• **TASK TO CARRY OUT**
Repeat every line exactly, keeping the pictures out of the copy.

--- --- ---

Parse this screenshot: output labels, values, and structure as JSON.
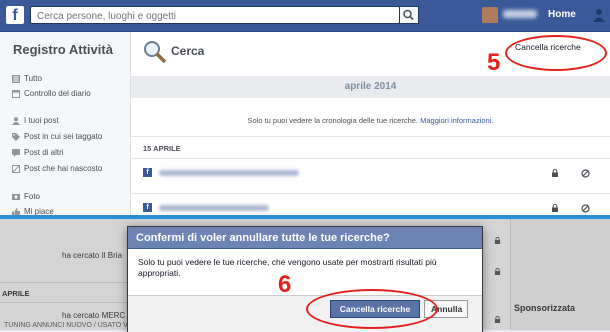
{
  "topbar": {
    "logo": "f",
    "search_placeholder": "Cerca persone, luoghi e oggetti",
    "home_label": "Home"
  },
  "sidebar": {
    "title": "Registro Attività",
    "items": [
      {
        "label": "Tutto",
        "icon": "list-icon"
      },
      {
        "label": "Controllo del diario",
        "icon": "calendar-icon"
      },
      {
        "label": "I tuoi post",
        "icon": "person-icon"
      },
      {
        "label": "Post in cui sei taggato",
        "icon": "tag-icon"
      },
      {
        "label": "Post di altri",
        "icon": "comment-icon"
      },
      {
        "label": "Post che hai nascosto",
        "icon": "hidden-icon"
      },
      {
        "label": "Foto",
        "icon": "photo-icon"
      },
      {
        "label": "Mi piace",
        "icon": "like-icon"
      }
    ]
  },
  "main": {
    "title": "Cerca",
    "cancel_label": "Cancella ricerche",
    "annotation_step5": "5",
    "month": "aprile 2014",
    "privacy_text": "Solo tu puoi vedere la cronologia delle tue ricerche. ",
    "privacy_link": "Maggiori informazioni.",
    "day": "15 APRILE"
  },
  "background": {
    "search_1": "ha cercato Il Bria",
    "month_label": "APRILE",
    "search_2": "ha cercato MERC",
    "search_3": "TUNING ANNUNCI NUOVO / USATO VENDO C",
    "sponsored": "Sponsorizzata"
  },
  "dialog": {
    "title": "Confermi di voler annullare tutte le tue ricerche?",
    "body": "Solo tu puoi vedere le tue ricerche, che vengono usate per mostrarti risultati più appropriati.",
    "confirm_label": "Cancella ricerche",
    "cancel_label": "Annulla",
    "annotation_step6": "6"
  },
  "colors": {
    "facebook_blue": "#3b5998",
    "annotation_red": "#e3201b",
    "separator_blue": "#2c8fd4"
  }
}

--- --- ---

• **EXPECTED ANSWER**
Parse this screenshot: output labels, values, and structure as JSON.
{
  "topbar": {
    "logo": "f",
    "search_placeholder": "Cerca persone, luoghi e oggetti",
    "home_label": "Home"
  },
  "sidebar": {
    "title": "Registro Attività",
    "items": [
      {
        "label": "Tutto",
        "icon": "list-icon"
      },
      {
        "label": "Controllo del diario",
        "icon": "calendar-icon"
      },
      {
        "label": "I tuoi post",
        "icon": "person-icon"
      },
      {
        "label": "Post in cui sei taggato",
        "icon": "tag-icon"
      },
      {
        "label": "Post di altri",
        "icon": "comment-icon"
      },
      {
        "label": "Post che hai nascosto",
        "icon": "hidden-icon"
      },
      {
        "label": "Foto",
        "icon": "photo-icon"
      },
      {
        "label": "Mi piace",
        "icon": "like-icon"
      }
    ]
  },
  "main": {
    "title": "Cerca",
    "cancel_label": "Cancella ricerche",
    "annotation_step5": "5",
    "month": "aprile 2014",
    "privacy_text": "Solo tu puoi vedere la cronologia delle tue ricerche. ",
    "privacy_link": "Maggiori informazioni.",
    "day": "15 APRILE"
  },
  "background": {
    "search_1": "ha cercato Il Bria",
    "month_label": "APRILE",
    "search_2": "ha cercato MERC",
    "search_3": "TUNING ANNUNCI NUOVO / USATO VENDO C",
    "sponsored": "Sponsorizzata"
  },
  "dialog": {
    "title": "Confermi di voler annullare tutte le tue ricerche?",
    "body": "Solo tu puoi vedere le tue ricerche, che vengono usate per mostrarti risultati più appropriati.",
    "confirm_label": "Cancella ricerche",
    "cancel_label": "Annulla",
    "annotation_step6": "6"
  },
  "colors": {
    "facebook_blue": "#3b5998",
    "annotation_red": "#e3201b",
    "separator_blue": "#2c8fd4"
  }
}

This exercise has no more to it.